Work to complete:
Give again the lines from the line with "Read all visible" to the last line of the records, exactly and in full. Do not carry over any pictures.
[Start of Task data]
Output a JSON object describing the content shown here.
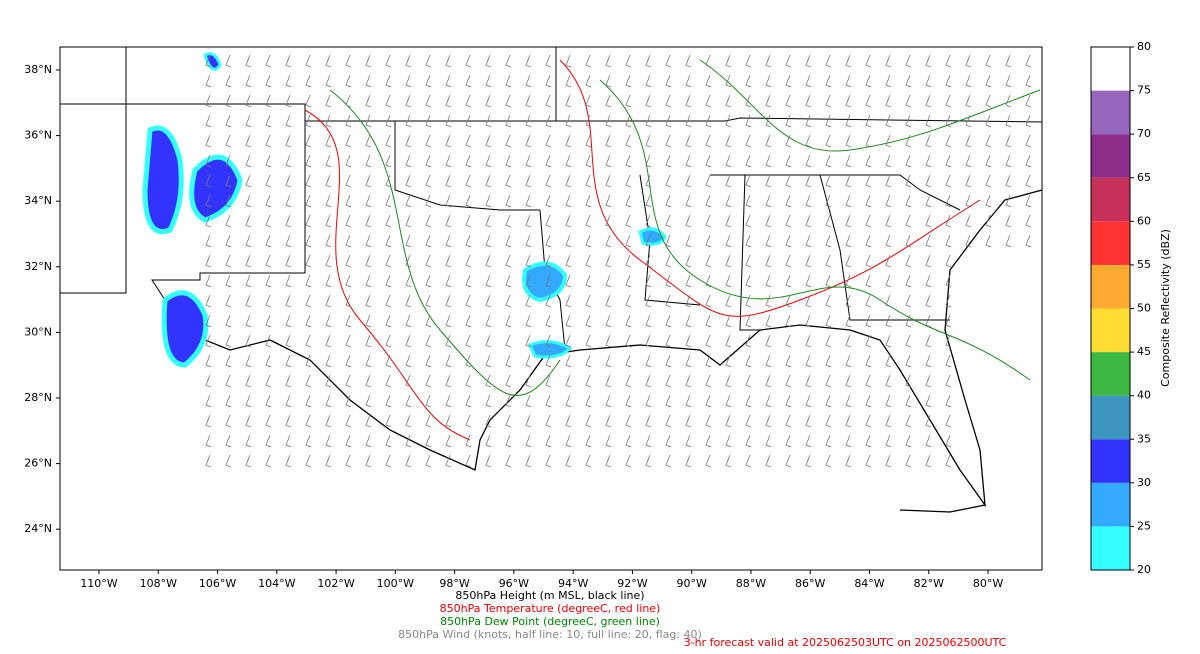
{
  "map": {
    "lat_labels": [
      "38°N",
      "36°N",
      "34°N",
      "32°N",
      "30°N",
      "28°N",
      "26°N",
      "24°N"
    ],
    "lon_labels": [
      "110°W",
      "108°W",
      "106°W",
      "104°W",
      "102°W",
      "100°W",
      "98°W",
      "96°W",
      "94°W",
      "92°W",
      "90°W",
      "88°W",
      "86°W",
      "84°W",
      "82°W",
      "80°W"
    ]
  },
  "colorbar": {
    "label": "Composite Reflectivity (dBZ)",
    "lim": [
      20,
      80
    ],
    "ticks": [
      20,
      25,
      30,
      35,
      40,
      45,
      50,
      55,
      60,
      65,
      70,
      75,
      80
    ],
    "colors": [
      "#33ffff",
      "#33aaff",
      "#3333ff",
      "#3c96c0",
      "#3cb843",
      "#ffdd33",
      "#ffaa33",
      "#ff3333",
      "#c8325a",
      "#8e2d8a",
      "#9467bd",
      "#ffffff"
    ]
  },
  "captions": [
    "850hPa Height (m MSL, black line)",
    "850hPa Temperature (degreeC, red line)",
    "850hPa Dew Point (degreeC, green line)",
    "850hPa Wind (knots, half line: 10, full line: 20, flag: 40)"
  ],
  "forecast_note": "3-hr forecast valid at 2025062503UTC on 2025062500UTC"
}
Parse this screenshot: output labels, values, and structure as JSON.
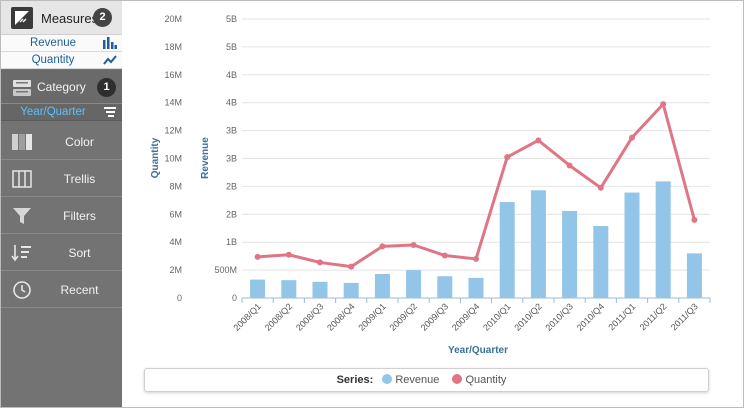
{
  "sidebar": {
    "measures": {
      "label": "Measures",
      "badge": "2",
      "icon": "measures-icon"
    },
    "measure_items": [
      {
        "label": "Revenue",
        "icon": "bar-chart-icon"
      },
      {
        "label": "Quantity",
        "icon": "line-chart-icon"
      }
    ],
    "category": {
      "label": "Category",
      "badge": "1",
      "icon": "category-icon"
    },
    "category_items": [
      {
        "label": "Year/Quarter",
        "icon": "sort-icon"
      }
    ],
    "tools": [
      {
        "label": "Color",
        "icon": "color-icon"
      },
      {
        "label": "Trellis",
        "icon": "trellis-icon"
      },
      {
        "label": "Filters",
        "icon": "filter-icon"
      },
      {
        "label": "Sort",
        "icon": "sort-icon"
      },
      {
        "label": "Recent",
        "icon": "clock-icon"
      }
    ]
  },
  "colors": {
    "revenue": "#92c5e8",
    "quantity": "#e07585",
    "axis_title": "#3a6f9f"
  },
  "chart_data": {
    "type": "bar",
    "categories": [
      "2008/Q1",
      "2008/Q2",
      "2008/Q3",
      "2008/Q4",
      "2009/Q1",
      "2009/Q2",
      "2009/Q3",
      "2009/Q4",
      "2010/Q1",
      "2010/Q2",
      "2010/Q3",
      "2010/Q4",
      "2011/Q1",
      "2011/Q2",
      "2011/Q3"
    ],
    "xlabel": "Year/Quarter",
    "legend_title": "Series:",
    "legend_position": "bottom",
    "grid": true,
    "axes": {
      "quantity": {
        "title": "Quantity",
        "ylim": [
          0,
          20000000
        ],
        "ticks": [
          0,
          2000000,
          4000000,
          6000000,
          8000000,
          10000000,
          12000000,
          14000000,
          16000000,
          18000000,
          20000000
        ],
        "tick_labels": [
          "0",
          "2M",
          "4M",
          "6M",
          "8M",
          "10M",
          "12M",
          "14M",
          "16M",
          "18M",
          "20M"
        ]
      },
      "revenue": {
        "title": "Revenue",
        "ylim": [
          0,
          5000000000
        ],
        "ticks": [
          0,
          500000000,
          1000000000,
          1500000000,
          2000000000,
          2500000000,
          3000000000,
          3500000000,
          4000000000,
          4500000000,
          5000000000
        ],
        "tick_labels": [
          "0",
          "500M",
          "1B",
          "2B",
          "2B",
          "3B",
          "3B",
          "4B",
          "4B",
          "5B",
          "5B"
        ]
      }
    },
    "series": [
      {
        "name": "Revenue",
        "type": "bar",
        "axis": "revenue",
        "values": [
          330000000,
          320000000,
          290000000,
          270000000,
          430000000,
          500000000,
          390000000,
          360000000,
          1720000000,
          1930000000,
          1560000000,
          1290000000,
          1890000000,
          2090000000,
          800000000
        ]
      },
      {
        "name": "Quantity",
        "type": "line",
        "axis": "quantity",
        "values": [
          2950000,
          3100000,
          2550000,
          2250000,
          3700000,
          3800000,
          3050000,
          2800000,
          10100000,
          11300000,
          9500000,
          7900000,
          11500000,
          13900000,
          5600000
        ]
      }
    ]
  }
}
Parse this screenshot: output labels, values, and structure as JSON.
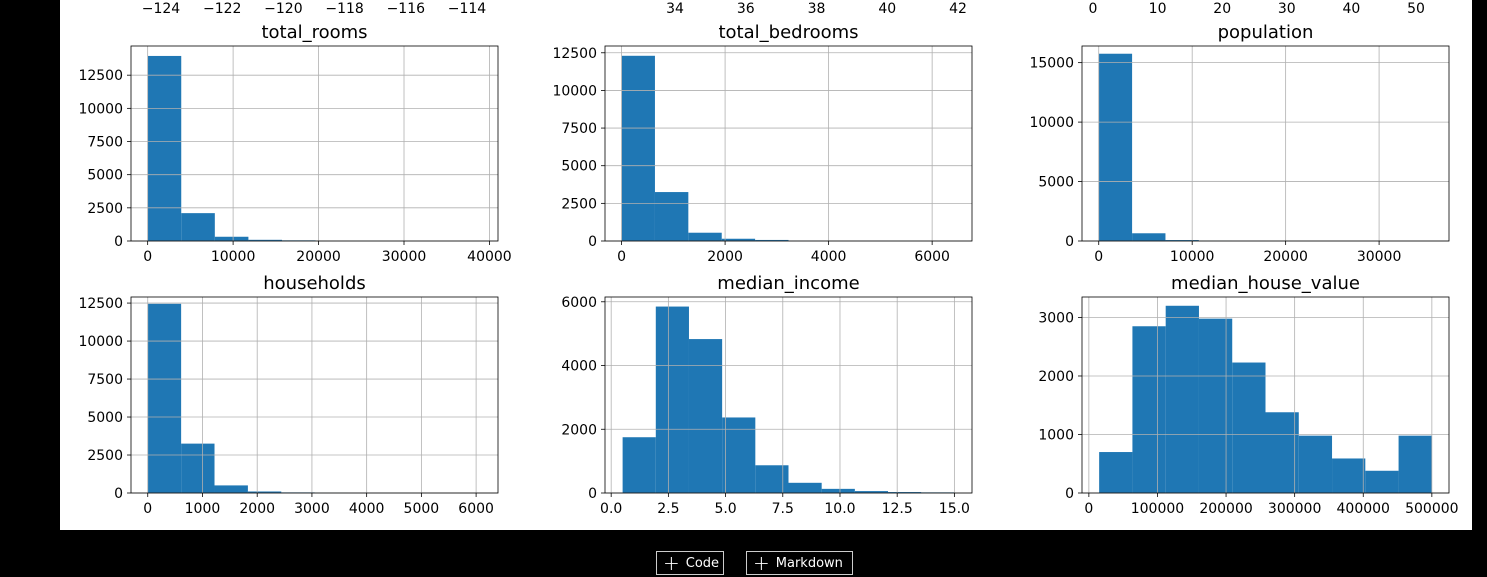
{
  "toolbar": {
    "add_code_label": "Code",
    "add_markdown_label": "Markdown",
    "plus_icon": "+"
  },
  "colors": {
    "bar": "#1f77b4",
    "grid": "#b0b0b0",
    "background": "#ffffff"
  },
  "top_axes": [
    {
      "ticks": [
        "−124",
        "−122",
        "−120",
        "−118",
        "−116",
        "−114"
      ]
    },
    {
      "ticks": [
        "34",
        "36",
        "38",
        "40",
        "42"
      ]
    },
    {
      "ticks": [
        "0",
        "10",
        "20",
        "30",
        "40",
        "50"
      ]
    }
  ],
  "chart_data": [
    {
      "type": "bar",
      "title": "total_rooms",
      "grid": true,
      "xlim": [
        -1950,
        41000
      ],
      "ylim": [
        0,
        14700
      ],
      "xticks": [
        0,
        10000,
        20000,
        30000,
        40000
      ],
      "xtick_labels": [
        "0",
        "10000",
        "20000",
        "30000",
        "40000"
      ],
      "yticks": [
        0,
        2500,
        5000,
        7500,
        10000,
        12500
      ],
      "ytick_labels": [
        "0",
        "2500",
        "5000",
        "7500",
        "10000",
        "12500"
      ],
      "bin_edges": [
        0,
        3930,
        7860,
        11790,
        15720,
        19650,
        23580,
        27510,
        31440,
        35370,
        39300
      ],
      "values": [
        13950,
        2100,
        320,
        90,
        50,
        10,
        5,
        3,
        2,
        1
      ]
    },
    {
      "type": "bar",
      "title": "total_bedrooms",
      "grid": true,
      "xlim": [
        -320,
        6770
      ],
      "ylim": [
        0,
        12950
      ],
      "xticks": [
        0,
        2000,
        4000,
        6000
      ],
      "xtick_labels": [
        "0",
        "2000",
        "4000",
        "6000"
      ],
      "yticks": [
        0,
        2500,
        5000,
        7500,
        10000,
        12500
      ],
      "ytick_labels": [
        "0",
        "2500",
        "5000",
        "7500",
        "10000",
        "12500"
      ],
      "bin_edges": [
        0,
        645,
        1290,
        1935,
        2580,
        3225,
        3870,
        4515,
        5160,
        5805,
        6450
      ],
      "values": [
        12300,
        3250,
        550,
        150,
        70,
        20,
        10,
        5,
        3,
        2
      ]
    },
    {
      "type": "bar",
      "title": "population",
      "grid": true,
      "xlim": [
        -1790,
        37480
      ],
      "ylim": [
        0,
        16400
      ],
      "xticks": [
        0,
        10000,
        20000,
        30000
      ],
      "xtick_labels": [
        "0",
        "10000",
        "20000",
        "30000"
      ],
      "yticks": [
        0,
        5000,
        10000,
        15000
      ],
      "ytick_labels": [
        "0",
        "5000",
        "10000",
        "15000"
      ],
      "bin_edges": [
        3,
        3570,
        7140,
        10710,
        14280,
        17850,
        21420,
        24990,
        28560,
        32130,
        35700
      ],
      "values": [
        15750,
        650,
        80,
        20,
        8,
        3,
        2,
        1,
        1,
        1
      ]
    },
    {
      "type": "bar",
      "title": "households",
      "grid": true,
      "xlim": [
        -306,
        6400
      ],
      "ylim": [
        0,
        12900
      ],
      "xticks": [
        0,
        1000,
        2000,
        3000,
        4000,
        5000,
        6000
      ],
      "xtick_labels": [
        "0",
        "1000",
        "2000",
        "3000",
        "4000",
        "5000",
        "6000"
      ],
      "yticks": [
        0,
        2500,
        5000,
        7500,
        10000,
        12500
      ],
      "ytick_labels": [
        "0",
        "2500",
        "5000",
        "7500",
        "10000",
        "12500"
      ],
      "bin_edges": [
        1,
        610,
        1220,
        1830,
        2440,
        3050,
        3660,
        4270,
        4880,
        5490,
        6100
      ],
      "values": [
        12450,
        3250,
        500,
        100,
        40,
        15,
        8,
        4,
        2,
        1
      ]
    },
    {
      "type": "bar",
      "title": "median_income",
      "grid": true,
      "xlim": [
        -0.27,
        15.77
      ],
      "ylim": [
        0,
        6150
      ],
      "xticks": [
        0,
        2.5,
        5,
        7.5,
        10,
        12.5,
        15
      ],
      "xtick_labels": [
        "0.0",
        "2.5",
        "5.0",
        "7.5",
        "10.0",
        "12.5",
        "15.0"
      ],
      "yticks": [
        0,
        2000,
        4000,
        6000
      ],
      "ytick_labels": [
        "0",
        "2000",
        "4000",
        "6000"
      ],
      "bin_edges": [
        0.5,
        1.95,
        3.4,
        4.85,
        6.3,
        7.75,
        9.2,
        10.65,
        12.1,
        13.55,
        15.0
      ],
      "values": [
        1750,
        5850,
        4830,
        2370,
        870,
        320,
        130,
        60,
        30,
        20
      ]
    },
    {
      "type": "bar",
      "title": "median_house_value",
      "grid": true,
      "xlim": [
        -10000,
        525000
      ],
      "ylim": [
        0,
        3350
      ],
      "xticks": [
        0,
        100000,
        200000,
        300000,
        400000,
        500000
      ],
      "xtick_labels": [
        "0",
        "100000",
        "200000",
        "300000",
        "400000",
        "500000"
      ],
      "yticks": [
        0,
        1000,
        2000,
        3000
      ],
      "ytick_labels": [
        "0",
        "1000",
        "2000",
        "3000"
      ],
      "bin_edges": [
        15000,
        63500,
        112000,
        160500,
        209000,
        257500,
        306000,
        354500,
        403000,
        451500,
        500000
      ],
      "values": [
        700,
        2850,
        3200,
        2980,
        2230,
        1380,
        980,
        590,
        380,
        980
      ]
    }
  ]
}
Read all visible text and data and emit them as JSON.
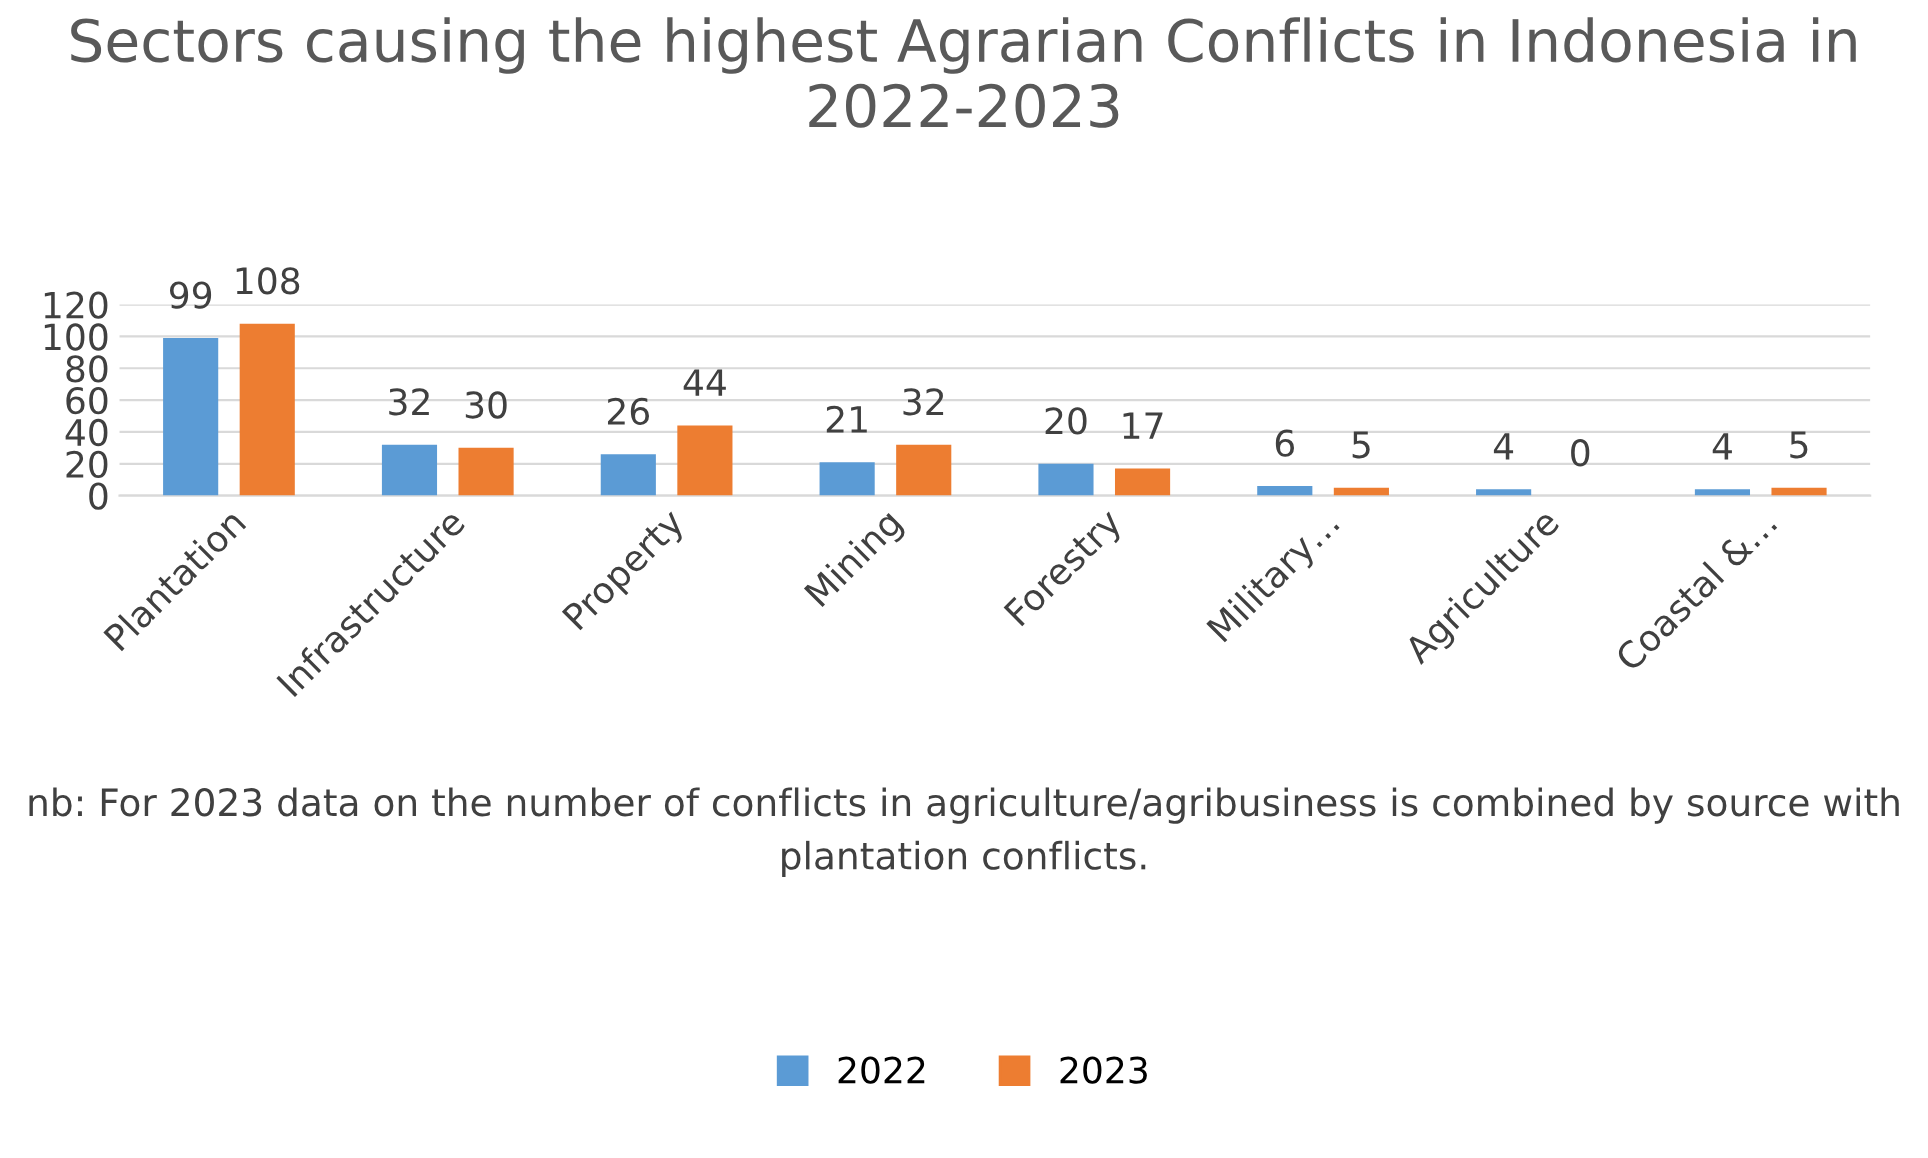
{
  "chart_data": {
    "type": "bar",
    "title": "Sectors causing the highest Agrarian Conflicts in Indonesia in 2022-2023",
    "categories": [
      "Plantation",
      "Infrastructure",
      "Property",
      "Mining",
      "Forestry",
      "Military…",
      "Agriculture",
      "Coastal &…"
    ],
    "series": [
      {
        "name": "2022",
        "color": "#5b9bd5",
        "values": [
          99,
          32,
          26,
          21,
          20,
          6,
          4,
          4
        ]
      },
      {
        "name": "2023",
        "color": "#ed7d31",
        "values": [
          108,
          30,
          44,
          32,
          17,
          5,
          0,
          5
        ]
      }
    ],
    "ylim": [
      0,
      120
    ],
    "yticks": [
      0,
      20,
      40,
      60,
      80,
      100,
      120
    ],
    "grid": "y",
    "data_labels": true,
    "legend": "bottom",
    "annotations": [
      "nb: For 2023 data on the number of conflicts in agriculture/agribusiness is combined by source with plantation conflicts."
    ]
  }
}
[End of Task data]
Exercise solution:
Read all visible text and data and emit them as JSON.
{
  "chart_data": {
    "type": "bar",
    "title": "Sectors causing the highest Agrarian Conflicts in Indonesia in 2022-2023",
    "categories": [
      "Plantation",
      "Infrastructure",
      "Property",
      "Mining",
      "Forestry",
      "Military…",
      "Agriculture",
      "Coastal &…"
    ],
    "series": [
      {
        "name": "2022",
        "color": "#5b9bd5",
        "values": [
          99,
          32,
          26,
          21,
          20,
          6,
          4,
          4
        ]
      },
      {
        "name": "2023",
        "color": "#ed7d31",
        "values": [
          108,
          30,
          44,
          32,
          17,
          5,
          0,
          5
        ]
      }
    ],
    "ylim": [
      0,
      120
    ],
    "yticks": [
      0,
      20,
      40,
      60,
      80,
      100,
      120
    ],
    "grid": "y",
    "data_labels": true,
    "legend": "bottom",
    "annotations": [
      "nb: For 2023 data on the number of conflicts in agriculture/agribusiness is combined by source with plantation conflicts."
    ]
  }
}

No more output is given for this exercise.